» To be done
The entries below should be transcribed in their entirety, exactly as written.

» Records to process
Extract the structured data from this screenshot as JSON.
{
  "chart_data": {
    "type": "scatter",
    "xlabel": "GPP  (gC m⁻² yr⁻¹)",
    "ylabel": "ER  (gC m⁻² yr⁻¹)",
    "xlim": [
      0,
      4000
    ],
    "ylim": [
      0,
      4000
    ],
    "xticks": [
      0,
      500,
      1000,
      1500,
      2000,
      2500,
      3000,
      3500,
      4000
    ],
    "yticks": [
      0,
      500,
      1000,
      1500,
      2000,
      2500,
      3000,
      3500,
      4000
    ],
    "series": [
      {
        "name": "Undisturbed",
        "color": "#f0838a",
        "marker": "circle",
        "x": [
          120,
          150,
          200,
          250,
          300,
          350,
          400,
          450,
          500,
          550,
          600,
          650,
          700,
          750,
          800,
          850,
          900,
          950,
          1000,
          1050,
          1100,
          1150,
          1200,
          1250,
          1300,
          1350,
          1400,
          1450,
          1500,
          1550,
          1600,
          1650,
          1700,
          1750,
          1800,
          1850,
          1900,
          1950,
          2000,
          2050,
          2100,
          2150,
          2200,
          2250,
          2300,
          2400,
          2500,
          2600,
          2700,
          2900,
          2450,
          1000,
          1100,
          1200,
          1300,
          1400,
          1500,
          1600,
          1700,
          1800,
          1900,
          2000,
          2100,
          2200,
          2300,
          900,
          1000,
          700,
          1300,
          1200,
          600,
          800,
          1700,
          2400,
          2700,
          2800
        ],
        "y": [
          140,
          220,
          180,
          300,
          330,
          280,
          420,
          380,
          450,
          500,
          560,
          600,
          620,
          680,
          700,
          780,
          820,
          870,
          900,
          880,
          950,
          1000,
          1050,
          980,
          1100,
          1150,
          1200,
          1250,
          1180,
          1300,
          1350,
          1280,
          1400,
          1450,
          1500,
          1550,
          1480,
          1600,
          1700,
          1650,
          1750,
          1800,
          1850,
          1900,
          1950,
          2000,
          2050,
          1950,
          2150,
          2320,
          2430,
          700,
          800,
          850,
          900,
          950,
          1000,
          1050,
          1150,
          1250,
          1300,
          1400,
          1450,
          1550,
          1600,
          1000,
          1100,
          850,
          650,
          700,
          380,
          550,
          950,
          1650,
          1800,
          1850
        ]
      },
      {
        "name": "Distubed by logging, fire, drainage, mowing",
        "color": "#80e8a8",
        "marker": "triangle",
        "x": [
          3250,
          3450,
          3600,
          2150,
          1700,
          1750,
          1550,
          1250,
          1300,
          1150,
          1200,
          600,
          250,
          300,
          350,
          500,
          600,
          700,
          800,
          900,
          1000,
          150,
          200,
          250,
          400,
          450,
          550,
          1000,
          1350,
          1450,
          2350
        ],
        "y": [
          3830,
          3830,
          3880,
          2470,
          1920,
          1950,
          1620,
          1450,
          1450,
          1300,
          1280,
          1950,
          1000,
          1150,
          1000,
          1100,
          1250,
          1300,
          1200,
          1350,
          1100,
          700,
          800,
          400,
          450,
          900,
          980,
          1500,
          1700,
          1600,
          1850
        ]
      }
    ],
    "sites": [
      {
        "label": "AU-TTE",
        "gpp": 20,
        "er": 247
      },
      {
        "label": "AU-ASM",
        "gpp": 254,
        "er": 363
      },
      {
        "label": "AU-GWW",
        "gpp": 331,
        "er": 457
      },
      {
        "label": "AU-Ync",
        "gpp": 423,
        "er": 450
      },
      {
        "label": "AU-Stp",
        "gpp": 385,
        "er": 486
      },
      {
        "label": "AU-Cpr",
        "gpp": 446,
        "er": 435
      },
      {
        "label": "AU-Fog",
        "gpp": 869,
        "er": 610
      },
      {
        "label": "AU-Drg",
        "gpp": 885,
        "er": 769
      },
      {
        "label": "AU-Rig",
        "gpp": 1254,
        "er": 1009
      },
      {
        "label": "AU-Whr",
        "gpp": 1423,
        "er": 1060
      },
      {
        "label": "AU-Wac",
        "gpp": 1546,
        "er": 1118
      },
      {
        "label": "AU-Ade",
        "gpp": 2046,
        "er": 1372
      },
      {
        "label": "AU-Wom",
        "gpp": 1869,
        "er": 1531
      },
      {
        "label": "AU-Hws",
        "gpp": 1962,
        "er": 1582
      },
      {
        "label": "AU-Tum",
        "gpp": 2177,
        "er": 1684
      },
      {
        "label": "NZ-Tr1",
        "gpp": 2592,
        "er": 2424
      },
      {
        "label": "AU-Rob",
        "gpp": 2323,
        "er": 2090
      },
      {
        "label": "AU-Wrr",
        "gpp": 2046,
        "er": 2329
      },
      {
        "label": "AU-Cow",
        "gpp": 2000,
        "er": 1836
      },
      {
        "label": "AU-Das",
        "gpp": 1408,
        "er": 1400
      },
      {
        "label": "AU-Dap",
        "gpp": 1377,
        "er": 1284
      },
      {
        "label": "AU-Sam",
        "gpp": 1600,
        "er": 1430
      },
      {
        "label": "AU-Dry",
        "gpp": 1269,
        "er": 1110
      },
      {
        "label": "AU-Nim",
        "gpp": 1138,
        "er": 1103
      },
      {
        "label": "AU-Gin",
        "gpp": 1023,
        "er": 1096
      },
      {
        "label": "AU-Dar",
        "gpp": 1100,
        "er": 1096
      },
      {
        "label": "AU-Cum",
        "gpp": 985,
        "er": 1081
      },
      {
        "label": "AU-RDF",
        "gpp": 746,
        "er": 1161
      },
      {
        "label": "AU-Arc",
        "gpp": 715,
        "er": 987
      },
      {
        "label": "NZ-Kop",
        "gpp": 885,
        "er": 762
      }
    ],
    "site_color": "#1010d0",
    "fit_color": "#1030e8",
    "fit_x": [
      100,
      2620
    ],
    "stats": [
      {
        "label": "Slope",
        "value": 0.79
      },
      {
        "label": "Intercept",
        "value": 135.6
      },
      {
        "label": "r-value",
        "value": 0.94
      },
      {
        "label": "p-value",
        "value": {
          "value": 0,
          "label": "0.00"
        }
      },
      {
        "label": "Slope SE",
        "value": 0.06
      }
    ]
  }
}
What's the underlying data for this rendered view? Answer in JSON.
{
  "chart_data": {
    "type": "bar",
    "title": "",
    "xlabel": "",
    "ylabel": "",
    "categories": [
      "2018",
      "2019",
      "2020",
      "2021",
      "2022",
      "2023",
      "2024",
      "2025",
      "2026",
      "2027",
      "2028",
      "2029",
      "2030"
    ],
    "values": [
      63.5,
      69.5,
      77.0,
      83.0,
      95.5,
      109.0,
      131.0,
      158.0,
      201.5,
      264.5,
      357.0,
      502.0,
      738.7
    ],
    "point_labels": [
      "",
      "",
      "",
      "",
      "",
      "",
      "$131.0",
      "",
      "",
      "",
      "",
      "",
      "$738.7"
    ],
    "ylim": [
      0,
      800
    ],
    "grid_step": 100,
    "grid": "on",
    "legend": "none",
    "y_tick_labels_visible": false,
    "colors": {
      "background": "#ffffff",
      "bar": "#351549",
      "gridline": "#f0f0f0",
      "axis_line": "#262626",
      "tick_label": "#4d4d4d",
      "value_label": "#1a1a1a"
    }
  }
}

» Exercise result
Extract the structured data from this screenshot as JSON.
{
  "chart_data": {
    "type": "scatter",
    "xlabel": "GPP  (gC m⁻² yr⁻¹)",
    "ylabel": "ER  (gC m⁻² yr⁻¹)",
    "xlim": [
      0,
      4000
    ],
    "ylim": [
      0,
      4000
    ],
    "xticks": [
      0,
      500,
      1000,
      1500,
      2000,
      2500,
      3000,
      3500,
      4000
    ],
    "yticks": [
      0,
      500,
      1000,
      1500,
      2000,
      2500,
      3000,
      3500,
      4000
    ],
    "series": [
      {
        "name": "Undisturbed",
        "color": "#f0838a",
        "marker": "circle",
        "x": [
          120,
          150,
          200,
          250,
          300,
          350,
          400,
          450,
          500,
          550,
          600,
          650,
          700,
          750,
          800,
          850,
          900,
          950,
          1000,
          1050,
          1100,
          1150,
          1200,
          1250,
          1300,
          1350,
          1400,
          1450,
          1500,
          1550,
          1600,
          1650,
          1700,
          1750,
          1800,
          1850,
          1900,
          1950,
          2000,
          2050,
          2100,
          2150,
          2200,
          2250,
          2300,
          2400,
          2500,
          2600,
          2700,
          2900,
          2450,
          1000,
          1100,
          1200,
          1300,
          1400,
          1500,
          1600,
          1700,
          1800,
          1900,
          2000,
          2100,
          2200,
          2300,
          900,
          1000,
          700,
          1300,
          1200,
          600,
          800,
          1700,
          2400,
          2700,
          2800
        ],
        "y": [
          140,
          220,
          180,
          300,
          330,
          280,
          420,
          380,
          450,
          500,
          560,
          600,
          620,
          680,
          700,
          780,
          820,
          870,
          900,
          880,
          950,
          1000,
          1050,
          980,
          1100,
          1150,
          1200,
          1250,
          1180,
          1300,
          1350,
          1280,
          1400,
          1450,
          1500,
          1550,
          1480,
          1600,
          1700,
          1650,
          1750,
          1800,
          1850,
          1900,
          1950,
          2000,
          2050,
          1950,
          2150,
          2320,
          2430,
          700,
          800,
          850,
          900,
          950,
          1000,
          1050,
          1150,
          1250,
          1300,
          1400,
          1450,
          1550,
          1600,
          1000,
          1100,
          850,
          650,
          700,
          380,
          550,
          950,
          1650,
          1800,
          1850
        ]
      },
      {
        "name": "Distubed by logging, fire, drainage, mowing",
        "color": "#80e8a8",
        "marker": "triangle",
        "x": [
          3250,
          3450,
          3600,
          2150,
          1700,
          1750,
          1550,
          1250,
          1300,
          1150,
          1200,
          600,
          250,
          300,
          350,
          500,
          600,
          700,
          800,
          900,
          1000,
          150,
          200,
          250,
          400,
          450,
          550,
          1000,
          1350,
          1450,
          2350
        ],
        "y": [
          3830,
          3830,
          3880,
          2470,
          1920,
          1950,
          1620,
          1450,
          1450,
          1300,
          1280,
          1950,
          1000,
          1150,
          1000,
          1100,
          1250,
          1300,
          1200,
          1350,
          1100,
          700,
          800,
          400,
          450,
          900,
          980,
          1500,
          1700,
          1600,
          1850
        ]
      }
    ],
    "sites": [
      {
        "label": "AU-TTE",
        "gpp": 20,
        "er": 247
      },
      {
        "label": "AU-ASM",
        "gpp": 254,
        "er": 363
      },
      {
        "label": "AU-GWW",
        "gpp": 331,
        "er": 457
      },
      {
        "label": "AU-Ync",
        "gpp": 423,
        "er": 450
      },
      {
        "label": "AU-Stp",
        "gpp": 385,
        "er": 486
      },
      {
        "label": "AU-Cpr",
        "gpp": 446,
        "er": 435
      },
      {
        "label": "AU-Fog",
        "gpp": 869,
        "er": 610
      },
      {
        "label": "AU-Drg",
        "gpp": 885,
        "er": 769
      },
      {
        "label": "AU-Rig",
        "gpp": 1254,
        "er": 1009
      },
      {
        "label": "AU-Whr",
        "gpp": 1423,
        "er": 1060
      },
      {
        "label": "AU-Wac",
        "gpp": 1546,
        "er": 1118
      },
      {
        "label": "AU-Ade",
        "gpp": 2046,
        "er": 1372
      },
      {
        "label": "AU-Wom",
        "gpp": 1869,
        "er": 1531
      },
      {
        "label": "AU-Hws",
        "gpp": 1962,
        "er": 1582
      },
      {
        "label": "AU-Tum",
        "gpp": 2177,
        "er": 1684
      },
      {
        "label": "NZ-Tr1",
        "gpp": 2592,
        "er": 2424
      },
      {
        "label": "AU-Rob",
        "gpp": 2323,
        "er": 2090
      },
      {
        "label": "AU-Wrr",
        "gpp": 2046,
        "er": 2329
      },
      {
        "label": "AU-Cow",
        "gpp": 2000,
        "er": 1836
      },
      {
        "label": "AU-Das",
        "gpp": 1408,
        "er": 1400
      },
      {
        "label": "AU-Dap",
        "gpp": 1377,
        "er": 1284
      },
      {
        "label": "AU-Sam",
        "gpp": 1600,
        "er": 1430
      },
      {
        "label": "AU-Dry",
        "gpp": 1269,
        "er": 1110
      },
      {
        "label": "AU-Nim",
        "gpp": 1138,
        "er": 1103
      },
      {
        "label": "AU-Gin",
        "gpp": 1023,
        "er": 1096
      },
      {
        "label": "AU-Dar",
        "gpp": 1100,
        "er": 1096
      },
      {
        "label": "AU-Cum",
        "gpp": 985,
        "er": 1081
      },
      {
        "label": "AU-RDF",
        "gpp": 746,
        "er": 1161
      },
      {
        "label": "AU-Arc",
        "gpp": 715,
        "er": 987
      },
      {
        "label": "NZ-Kop",
        "gpp": 885,
        "er": 762
      }
    ],
    "site_color": "#1010d0",
    "fit_color": "#1030e8",
    "fit_x": [
      100,
      2620
    ],
    "stats": [
      {
        "label": "Slope",
        "value": 0.79
      },
      {
        "label": "Intercept",
        "value": 135.6
      },
      {
        "label": "r-value",
        "value": 0.94
      },
      {
        "label": "p-value",
        "value": {
          "value": 0,
          "label": "0.00"
        }
      },
      {
        "label": "Slope SE",
        "value": 0.06
      }
    ]
  }
}
What's the underlying data for this rendered view? Answer in JSON.
{
  "chart_data": {
    "type": "bar",
    "title": "",
    "xlabel": "",
    "ylabel": "",
    "categories": [
      "2018",
      "2019",
      "2020",
      "2021",
      "2022",
      "2023",
      "2024",
      "2025",
      "2026",
      "2027",
      "2028",
      "2029",
      "2030"
    ],
    "values": [
      63.5,
      69.5,
      77.0,
      83.0,
      95.5,
      109.0,
      131.0,
      158.0,
      201.5,
      264.5,
      357.0,
      502.0,
      738.7
    ],
    "point_labels": [
      "",
      "",
      "",
      "",
      "",
      "",
      "$131.0",
      "",
      "",
      "",
      "",
      "",
      "$738.7"
    ],
    "ylim": [
      0,
      800
    ],
    "grid_step": 100,
    "grid": "on",
    "legend": "none",
    "y_tick_labels_visible": false,
    "colors": {
      "background": "#ffffff",
      "bar": "#351549",
      "gridline": "#f0f0f0",
      "axis_line": "#262626",
      "tick_label": "#4d4d4d",
      "value_label": "#1a1a1a"
    }
  }
}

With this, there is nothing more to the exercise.